--- BEGIN ---

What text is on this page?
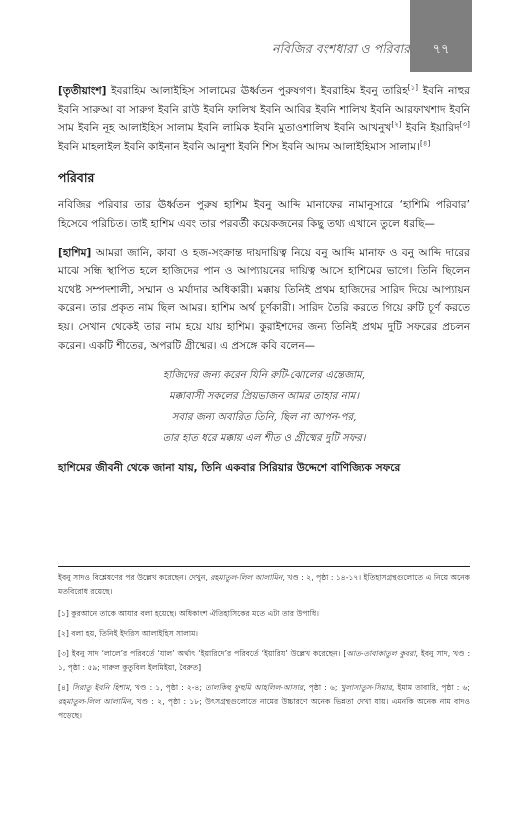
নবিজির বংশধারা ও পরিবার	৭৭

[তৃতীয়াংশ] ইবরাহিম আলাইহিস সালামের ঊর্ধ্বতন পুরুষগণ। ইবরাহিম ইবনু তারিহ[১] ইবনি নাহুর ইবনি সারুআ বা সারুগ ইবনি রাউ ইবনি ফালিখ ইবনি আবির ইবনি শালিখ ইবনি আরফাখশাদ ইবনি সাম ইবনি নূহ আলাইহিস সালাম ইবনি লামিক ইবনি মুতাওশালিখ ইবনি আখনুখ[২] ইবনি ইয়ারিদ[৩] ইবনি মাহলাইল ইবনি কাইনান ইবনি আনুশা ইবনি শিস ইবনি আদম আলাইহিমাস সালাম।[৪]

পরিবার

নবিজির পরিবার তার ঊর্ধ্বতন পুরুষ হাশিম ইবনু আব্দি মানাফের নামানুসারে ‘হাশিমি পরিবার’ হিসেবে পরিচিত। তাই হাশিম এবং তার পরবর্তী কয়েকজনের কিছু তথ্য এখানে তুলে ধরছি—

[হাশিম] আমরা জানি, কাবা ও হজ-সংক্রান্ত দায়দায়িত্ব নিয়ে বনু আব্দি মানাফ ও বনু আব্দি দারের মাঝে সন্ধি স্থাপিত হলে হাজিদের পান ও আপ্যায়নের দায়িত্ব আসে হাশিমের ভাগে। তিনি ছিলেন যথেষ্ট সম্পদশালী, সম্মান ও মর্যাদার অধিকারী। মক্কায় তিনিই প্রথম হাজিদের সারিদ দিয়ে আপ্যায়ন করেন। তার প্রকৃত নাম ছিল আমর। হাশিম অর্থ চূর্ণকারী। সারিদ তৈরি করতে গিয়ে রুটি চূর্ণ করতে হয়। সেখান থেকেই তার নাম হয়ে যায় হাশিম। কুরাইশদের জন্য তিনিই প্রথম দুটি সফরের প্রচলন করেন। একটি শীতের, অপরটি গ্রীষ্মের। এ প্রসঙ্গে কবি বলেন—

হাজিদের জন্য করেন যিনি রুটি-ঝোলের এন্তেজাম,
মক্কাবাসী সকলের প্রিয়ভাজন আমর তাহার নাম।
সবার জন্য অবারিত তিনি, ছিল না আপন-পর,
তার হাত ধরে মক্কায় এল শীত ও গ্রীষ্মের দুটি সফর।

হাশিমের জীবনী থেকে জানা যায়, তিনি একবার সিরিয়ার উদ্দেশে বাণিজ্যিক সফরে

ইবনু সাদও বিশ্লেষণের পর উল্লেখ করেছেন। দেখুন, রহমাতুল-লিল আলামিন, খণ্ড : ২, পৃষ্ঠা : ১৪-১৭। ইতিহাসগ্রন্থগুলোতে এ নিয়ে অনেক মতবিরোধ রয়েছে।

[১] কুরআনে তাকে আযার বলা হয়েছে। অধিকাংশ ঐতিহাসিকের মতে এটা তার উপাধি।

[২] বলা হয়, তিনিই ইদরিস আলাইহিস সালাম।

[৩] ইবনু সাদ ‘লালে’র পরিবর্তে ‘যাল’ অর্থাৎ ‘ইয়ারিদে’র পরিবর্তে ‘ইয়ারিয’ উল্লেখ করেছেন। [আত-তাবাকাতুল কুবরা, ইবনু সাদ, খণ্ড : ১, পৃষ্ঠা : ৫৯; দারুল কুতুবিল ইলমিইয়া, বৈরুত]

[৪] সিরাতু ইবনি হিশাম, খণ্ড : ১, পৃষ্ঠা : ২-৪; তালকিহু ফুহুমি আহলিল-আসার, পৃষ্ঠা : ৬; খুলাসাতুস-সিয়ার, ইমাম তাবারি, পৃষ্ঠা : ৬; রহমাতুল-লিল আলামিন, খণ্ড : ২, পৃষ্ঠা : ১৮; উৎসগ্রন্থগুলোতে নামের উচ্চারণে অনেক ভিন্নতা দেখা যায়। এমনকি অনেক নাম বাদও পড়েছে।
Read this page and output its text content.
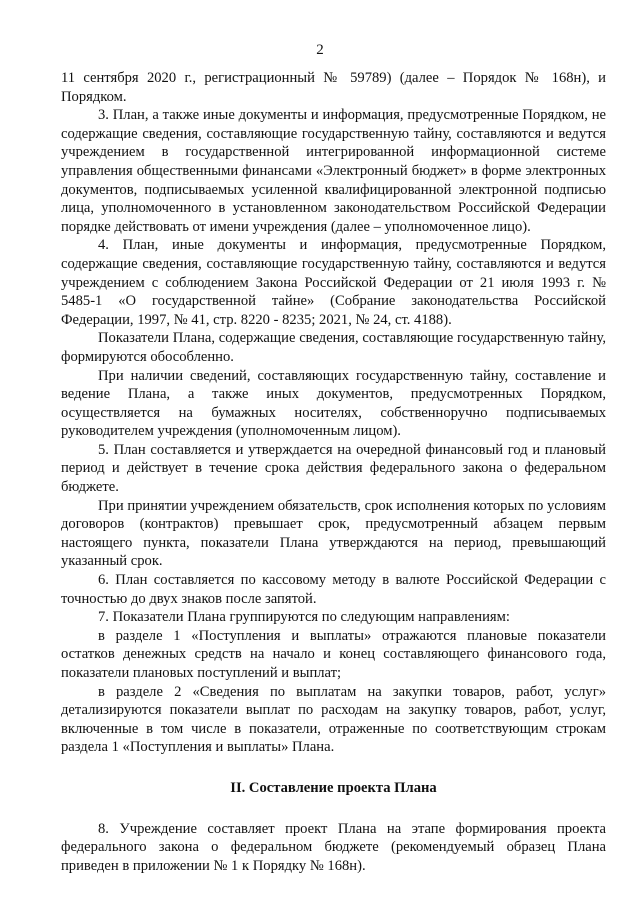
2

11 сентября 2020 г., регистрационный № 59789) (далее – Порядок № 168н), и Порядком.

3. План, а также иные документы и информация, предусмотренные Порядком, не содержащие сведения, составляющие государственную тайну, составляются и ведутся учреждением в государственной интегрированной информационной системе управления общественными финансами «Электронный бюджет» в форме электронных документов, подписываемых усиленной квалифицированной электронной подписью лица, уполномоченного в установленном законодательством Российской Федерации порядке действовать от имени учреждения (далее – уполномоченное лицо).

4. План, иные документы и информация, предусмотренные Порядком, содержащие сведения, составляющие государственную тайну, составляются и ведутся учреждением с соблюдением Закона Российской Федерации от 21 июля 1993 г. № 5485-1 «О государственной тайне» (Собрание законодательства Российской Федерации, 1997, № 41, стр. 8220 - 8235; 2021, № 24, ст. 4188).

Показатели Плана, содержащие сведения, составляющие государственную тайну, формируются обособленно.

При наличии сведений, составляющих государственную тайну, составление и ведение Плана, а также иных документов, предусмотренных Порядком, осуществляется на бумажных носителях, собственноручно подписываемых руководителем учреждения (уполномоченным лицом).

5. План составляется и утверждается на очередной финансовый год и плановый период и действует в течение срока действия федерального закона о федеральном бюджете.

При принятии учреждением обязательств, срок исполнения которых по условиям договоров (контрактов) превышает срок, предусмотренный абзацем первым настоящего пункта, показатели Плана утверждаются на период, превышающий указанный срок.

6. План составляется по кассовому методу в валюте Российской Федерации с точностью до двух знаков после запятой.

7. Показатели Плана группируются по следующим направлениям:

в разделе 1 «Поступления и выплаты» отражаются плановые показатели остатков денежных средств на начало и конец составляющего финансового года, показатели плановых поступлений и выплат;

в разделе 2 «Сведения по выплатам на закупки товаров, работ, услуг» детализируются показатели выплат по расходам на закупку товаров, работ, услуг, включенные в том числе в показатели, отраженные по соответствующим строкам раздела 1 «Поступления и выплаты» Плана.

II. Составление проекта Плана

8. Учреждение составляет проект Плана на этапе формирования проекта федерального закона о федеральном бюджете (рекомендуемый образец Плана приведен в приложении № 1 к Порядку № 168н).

--- END ---

Every line that holds the word "this" counts once; state the total number of such lines and nothing else.

2